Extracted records
§ §

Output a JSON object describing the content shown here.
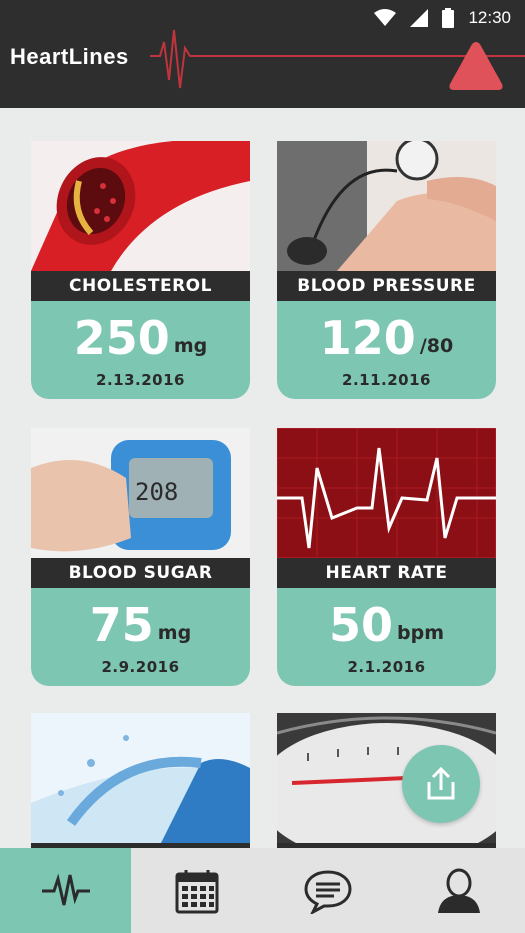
{
  "status_bar": {
    "time": "12:30",
    "icons": [
      "wifi-icon",
      "signal-icon",
      "battery-icon"
    ]
  },
  "header": {
    "brand": "HeartLines",
    "alert_icon": "warning-triangle-icon"
  },
  "colors": {
    "header_bg": "#2e2e2e",
    "accent_teal": "#7dc6b2",
    "alert_red": "#e0525a",
    "label_bar": "#2d2d2d"
  },
  "cards": [
    {
      "label": "CHOLESTEROL",
      "value": "250",
      "unit": "mg",
      "date": "2.13.2016",
      "image": "artery-photo"
    },
    {
      "label": "BLOOD PRESSURE",
      "value": "120",
      "unit": "/80",
      "date": "2.11.2016",
      "image": "blood-pressure-cuff-photo"
    },
    {
      "label": "BLOOD SUGAR",
      "value": "75",
      "unit": "mg",
      "date": "2.9.2016",
      "image": "glucose-meter-photo"
    },
    {
      "label": "HEART RATE",
      "value": "50",
      "unit": "bpm",
      "date": "2.1.2016",
      "image": "ekg-photo"
    },
    {
      "label": "",
      "value": "",
      "unit": "",
      "date": "",
      "image": "water-bottle-photo"
    },
    {
      "label": "",
      "value": "",
      "unit": "",
      "date": "",
      "image": "scale-photo"
    }
  ],
  "fab": {
    "icon": "share-icon"
  },
  "bottom_nav": [
    {
      "icon": "heartbeat-icon",
      "active": true
    },
    {
      "icon": "calendar-icon",
      "active": false
    },
    {
      "icon": "chat-icon",
      "active": false
    },
    {
      "icon": "profile-icon",
      "active": false
    }
  ]
}
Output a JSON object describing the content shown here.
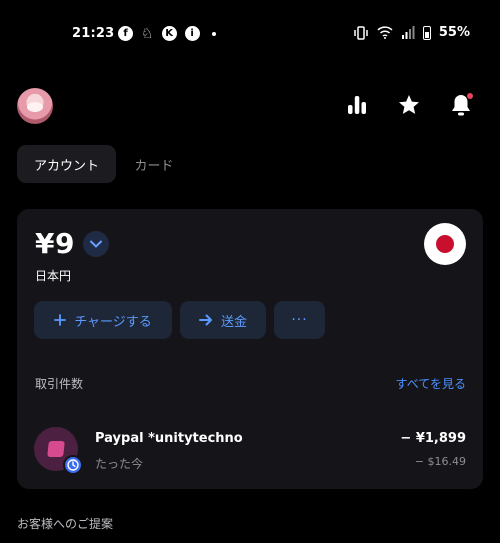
{
  "status_bar": {
    "time": "21:23",
    "left_icons": [
      "facebook-icon",
      "app-icon",
      "k-icon",
      "info-icon"
    ],
    "battery_pct": "55%"
  },
  "header": {
    "icons": [
      "stats-icon",
      "star-icon",
      "bell-icon"
    ],
    "notification_color": "#e8455b"
  },
  "tabs": [
    {
      "label": "アカウント",
      "active": true
    },
    {
      "label": "カード",
      "active": false
    }
  ],
  "account": {
    "balance": "¥9",
    "currency_name": "日本円",
    "actions": {
      "charge": "チャージする",
      "send": "送金",
      "more": "···"
    },
    "transactions_label": "取引件数",
    "see_all": "すべてを見る",
    "transactions": [
      {
        "merchant": "Paypal *unitytechno",
        "time": "たった今",
        "amount": "− ¥1,899",
        "amount_usd": "− $16.49"
      }
    ]
  },
  "suggestions_label": "お客様へのご提案",
  "colors": {
    "accent": "#4e90ff",
    "card_bg": "#151519",
    "flag_red": "#c8102e"
  }
}
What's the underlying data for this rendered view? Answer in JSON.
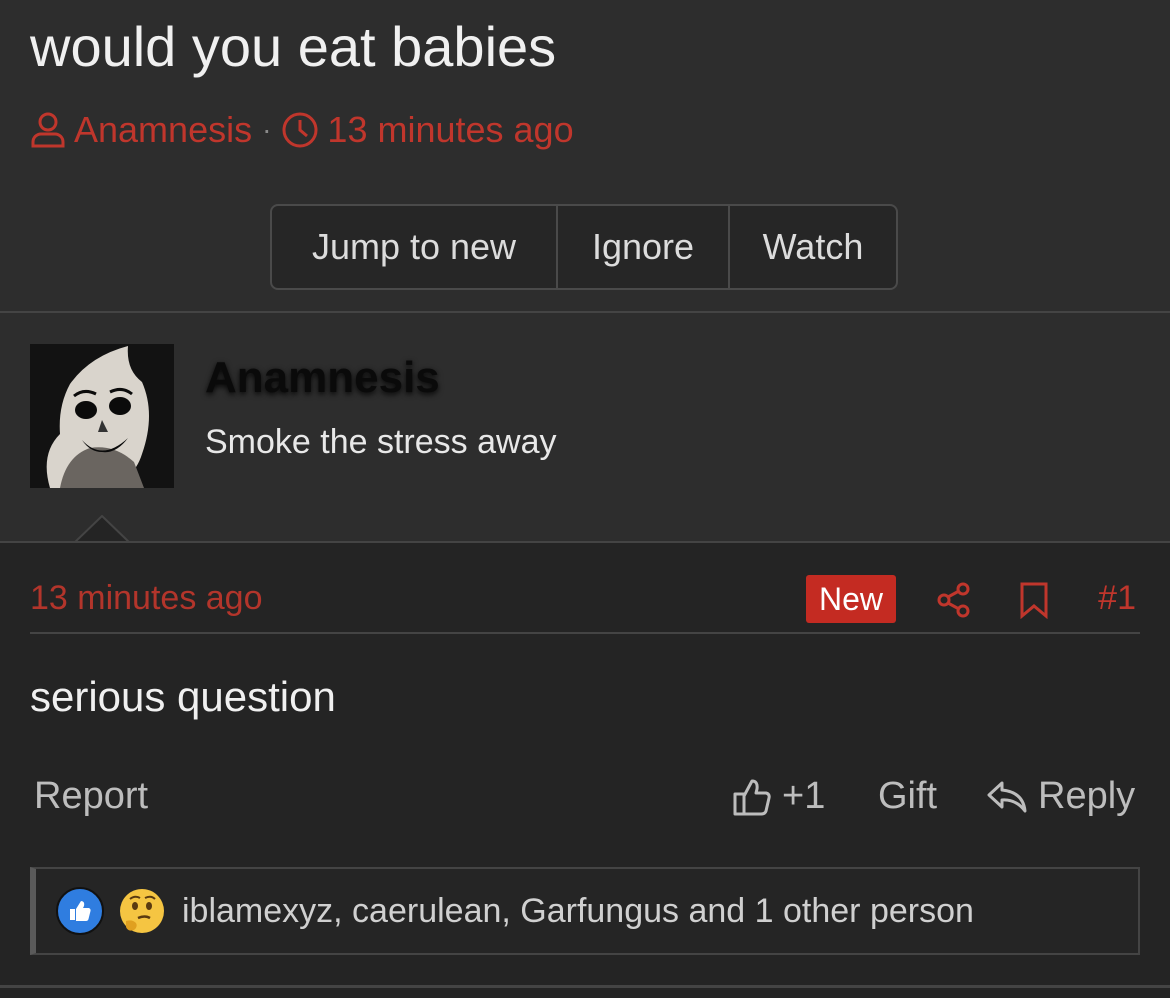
{
  "thread": {
    "title": "would you eat babies",
    "author": "Anamnesis",
    "separator": "·",
    "time_ago": "13 minutes ago"
  },
  "thread_actions": {
    "jump_to_new": "Jump to new",
    "ignore": "Ignore",
    "watch": "Watch"
  },
  "user": {
    "name": "Anamnesis",
    "title": "Smoke the stress away"
  },
  "post": {
    "time_ago": "13 minutes ago",
    "badge": "New",
    "number": "#1",
    "body": "serious question"
  },
  "post_actions": {
    "report": "Report",
    "like": "+1",
    "gift": "Gift",
    "reply": "Reply"
  },
  "reactions": {
    "text": "iblamexyz, caerulean, Garfungus and 1 other person",
    "emoji": [
      "thumbs-up",
      "thinking-face"
    ]
  },
  "colors": {
    "accent": "#c0362c",
    "badge": "#c42b22",
    "background": "#2b2b2b"
  }
}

§ §

Task requirements –
Copy the listing in full and without alteration, omitting every picture.

Reply to the task –
Output a JSON object describing the content shown here.
{
  "status_bar": {
    "time": "12:30",
    "icons": [
      "wifi-icon",
      "signal-icon",
      "battery-icon"
    ]
  },
  "header": {
    "brand": "HeartLines",
    "alert_icon": "warning-triangle-icon"
  },
  "colors": {
    "header_bg": "#2e2e2e",
    "accent_teal": "#7dc6b2",
    "alert_red": "#e0525a",
    "label_bar": "#2d2d2d"
  },
  "cards": [
    {
      "label": "CHOLESTEROL",
      "value": "250",
      "unit": "mg",
      "date": "2.13.2016",
      "image": "artery-photo"
    },
    {
      "label": "BLOOD PRESSURE",
      "value": "120",
      "unit": "/80",
      "date": "2.11.2016",
      "image": "blood-pressure-cuff-photo"
    },
    {
      "label": "BLOOD SUGAR",
      "value": "75",
      "unit": "mg",
      "date": "2.9.2016",
      "image": "glucose-meter-photo"
    },
    {
      "label": "HEART RATE",
      "value": "50",
      "unit": "bpm",
      "date": "2.1.2016",
      "image": "ekg-photo"
    },
    {
      "label": "",
      "value": "",
      "unit": "",
      "date": "",
      "image": "water-bottle-photo"
    },
    {
      "label": "",
      "value": "",
      "unit": "",
      "date": "",
      "image": "scale-photo"
    }
  ],
  "fab": {
    "icon": "share-icon"
  },
  "bottom_nav": [
    {
      "icon": "heartbeat-icon",
      "active": true
    },
    {
      "icon": "calendar-icon",
      "active": false
    },
    {
      "icon": "chat-icon",
      "active": false
    },
    {
      "icon": "profile-icon",
      "active": false
    }
  ]
}
Output a JSON object describing the content shown here.
{
  "status_bar": {
    "time": "21:23",
    "left_icons": [
      "facebook-icon",
      "app-icon",
      "k-icon",
      "info-icon"
    ],
    "battery_pct": "55%"
  },
  "header": {
    "icons": [
      "stats-icon",
      "star-icon",
      "bell-icon"
    ],
    "notification_color": "#e8455b"
  },
  "tabs": [
    {
      "label": "アカウント",
      "active": true
    },
    {
      "label": "カード",
      "active": false
    }
  ],
  "account": {
    "balance": "¥9",
    "currency_name": "日本円",
    "actions": {
      "charge": "チャージする",
      "send": "送金",
      "more": "···"
    },
    "transactions_label": "取引件数",
    "see_all": "すべてを見る",
    "transactions": [
      {
        "merchant": "Paypal *unitytechno",
        "time": "たった今",
        "amount": "− ¥1,899",
        "amount_usd": "− $16.49"
      }
    ]
  },
  "suggestions_label": "お客様へのご提案",
  "colors": {
    "accent": "#4e90ff",
    "card_bg": "#151519",
    "flag_red": "#c8102e"
  }
}
What's the underlying data for this rendered view? Answer in JSON.
{
  "thread": {
    "title": "would you eat babies",
    "author": "Anamnesis",
    "separator": "·",
    "time_ago": "13 minutes ago"
  },
  "thread_actions": {
    "jump_to_new": "Jump to new",
    "ignore": "Ignore",
    "watch": "Watch"
  },
  "user": {
    "name": "Anamnesis",
    "title": "Smoke the stress away"
  },
  "post": {
    "time_ago": "13 minutes ago",
    "badge": "New",
    "number": "#1",
    "body": "serious question"
  },
  "post_actions": {
    "report": "Report",
    "like": "+1",
    "gift": "Gift",
    "reply": "Reply"
  },
  "reactions": {
    "text": "iblamexyz, caerulean, Garfungus and 1 other person",
    "emoji": [
      "thumbs-up",
      "thinking-face"
    ]
  },
  "colors": {
    "accent": "#c0362c",
    "badge": "#c42b22",
    "background": "#2b2b2b"
  }
}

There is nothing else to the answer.